TASK:
Identify each line containing the word "value" and copy it.

(Dataset records on visual material)
-----

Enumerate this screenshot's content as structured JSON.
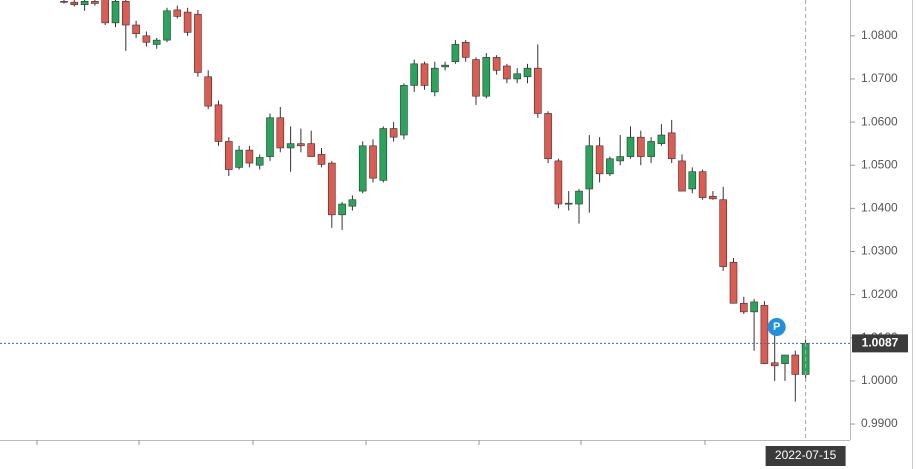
{
  "chart_data": {
    "type": "candlestick",
    "categories": [
      null,
      null,
      null,
      null,
      null,
      null,
      null,
      null,
      null,
      null,
      null,
      null,
      null,
      null,
      null,
      null,
      null,
      null,
      null,
      null,
      null,
      null,
      null,
      null,
      null,
      null,
      null,
      null,
      null,
      null,
      null,
      null,
      null,
      null,
      null,
      null,
      null,
      null,
      null,
      null,
      null,
      null,
      null,
      null,
      null,
      null,
      null,
      null,
      null,
      null,
      null,
      null,
      null,
      null,
      null,
      null,
      null,
      null,
      null,
      null,
      null,
      null,
      null,
      null,
      null,
      null,
      null,
      null,
      null,
      null,
      null,
      null,
      "2022-07-15"
    ],
    "open": [
      1.088,
      1.0878,
      1.0872,
      1.088,
      1.0885,
      1.083,
      1.088,
      1.0825,
      1.08,
      1.078,
      1.079,
      1.086,
      1.0855,
      1.085,
      1.0705,
      1.064,
      1.0555,
      1.0495,
      1.0535,
      1.05,
      1.052,
      1.061,
      1.054,
      1.055,
      1.055,
      1.0525,
      1.0505,
      1.0385,
      1.0405,
      1.044,
      1.0545,
      1.0465,
      1.0585,
      1.057,
      1.0685,
      1.0735,
      1.067,
      1.0728,
      1.074,
      1.0785,
      1.0745,
      1.066,
      1.075,
      1.073,
      1.07,
      1.0705,
      1.0725,
      1.062,
      1.051,
      1.041,
      1.041,
      1.0445,
      1.0545,
      1.048,
      1.051,
      1.052,
      1.0565,
      1.052,
      1.055,
      1.0575,
      1.051,
      1.0445,
      1.0485,
      1.0428,
      1.042,
      1.0275,
      1.018,
      1.016,
      1.0175,
      1.0042,
      1.004,
      1.006,
      1.0015
    ],
    "high": [
      1.0885,
      1.0883,
      1.0885,
      1.089,
      1.089,
      1.0885,
      1.089,
      1.0835,
      1.081,
      1.0795,
      1.0865,
      1.087,
      1.0865,
      1.086,
      1.072,
      1.065,
      1.0565,
      1.0545,
      1.0545,
      1.0525,
      1.062,
      1.0635,
      1.059,
      1.0585,
      1.058,
      1.054,
      1.051,
      1.0415,
      1.043,
      1.0555,
      1.056,
      1.059,
      1.06,
      1.069,
      1.0745,
      1.074,
      1.074,
      1.074,
      1.079,
      1.079,
      1.075,
      1.076,
      1.0755,
      1.0735,
      1.0725,
      1.0735,
      1.078,
      1.0625,
      1.0515,
      1.044,
      1.0445,
      1.057,
      1.0565,
      1.052,
      1.057,
      1.059,
      1.058,
      1.0565,
      1.0595,
      1.0605,
      1.0525,
      1.0495,
      1.049,
      1.044,
      1.045,
      1.0285,
      1.0195,
      1.019,
      1.0185,
      1.012,
      1.006,
      1.007,
      1.0095
    ],
    "low": [
      1.0875,
      1.0868,
      1.0858,
      1.087,
      1.0825,
      1.082,
      1.0765,
      1.0795,
      1.0775,
      1.077,
      1.0785,
      1.084,
      1.08,
      1.0705,
      1.063,
      1.0545,
      1.0475,
      1.049,
      1.0495,
      1.049,
      1.051,
      1.053,
      1.0485,
      1.053,
      1.052,
      1.0495,
      1.0355,
      1.035,
      1.0395,
      1.0435,
      1.046,
      1.046,
      1.0555,
      1.056,
      1.067,
      1.0675,
      1.066,
      1.072,
      1.0735,
      1.074,
      1.064,
      1.0655,
      1.071,
      1.069,
      1.069,
      1.069,
      1.061,
      1.0505,
      1.04,
      1.0395,
      1.0365,
      1.039,
      1.046,
      1.0475,
      1.05,
      1.0515,
      1.05,
      1.0505,
      1.0545,
      1.0505,
      1.044,
      1.0435,
      1.042,
      1.042,
      1.0255,
      1.018,
      1.0155,
      1.007,
      1.004,
      1.0,
      1.0,
      0.9952,
      1.0
    ],
    "close": [
      1.0878,
      1.0872,
      1.088,
      1.0875,
      1.083,
      1.088,
      1.0825,
      1.0805,
      1.0785,
      1.079,
      1.0858,
      1.0845,
      1.0808,
      1.0715,
      1.0637,
      1.0555,
      1.049,
      1.0535,
      1.0505,
      1.0518,
      1.061,
      1.054,
      1.055,
      1.0545,
      1.052,
      1.0502,
      1.0385,
      1.041,
      1.042,
      1.0545,
      1.047,
      1.0585,
      1.0565,
      1.0685,
      1.0735,
      1.0685,
      1.0725,
      1.0732,
      1.078,
      1.075,
      1.066,
      1.075,
      1.072,
      1.07,
      1.0712,
      1.0725,
      1.062,
      1.0515,
      1.041,
      1.0412,
      1.044,
      1.0545,
      1.048,
      1.0515,
      1.052,
      1.0565,
      1.052,
      1.0555,
      1.057,
      1.0515,
      1.044,
      1.0485,
      1.0425,
      1.0422,
      1.0265,
      1.018,
      1.016,
      1.0183,
      1.004,
      1.0035,
      1.006,
      1.0015,
      1.0087
    ],
    "up_color": "#26a65b",
    "down_color": "#e05a50",
    "marker": "P",
    "ylim": [
      0.9863,
      1.0883
    ],
    "yticks": [
      {
        "value": 1.08,
        "label": "1.0800"
      },
      {
        "value": 1.07,
        "label": "1.0700"
      },
      {
        "value": 1.06,
        "label": "1.0600"
      },
      {
        "value": 1.05,
        "label": "1.0500"
      },
      {
        "value": 1.04,
        "label": "1.0400"
      },
      {
        "value": 1.03,
        "label": "1.0300"
      },
      {
        "value": 1.02,
        "label": "1.0200"
      },
      {
        "value": 1.01,
        "label": "1.0100"
      },
      {
        "value": 1.0,
        "label": "1.0000"
      },
      {
        "value": 0.99,
        "label": "0.9900"
      }
    ],
    "grid": false
  }
}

-----

OUTPUT BELOW:
        "value": 1.08,
        "value": 1.07,
        "value": 1.06,
        "value": 1.05,
        "value": 1.04,
        "value": 1.03,
        "value": 1.02,
        "value": 1.01,
        "value": 1.0,
        "value": 0.99,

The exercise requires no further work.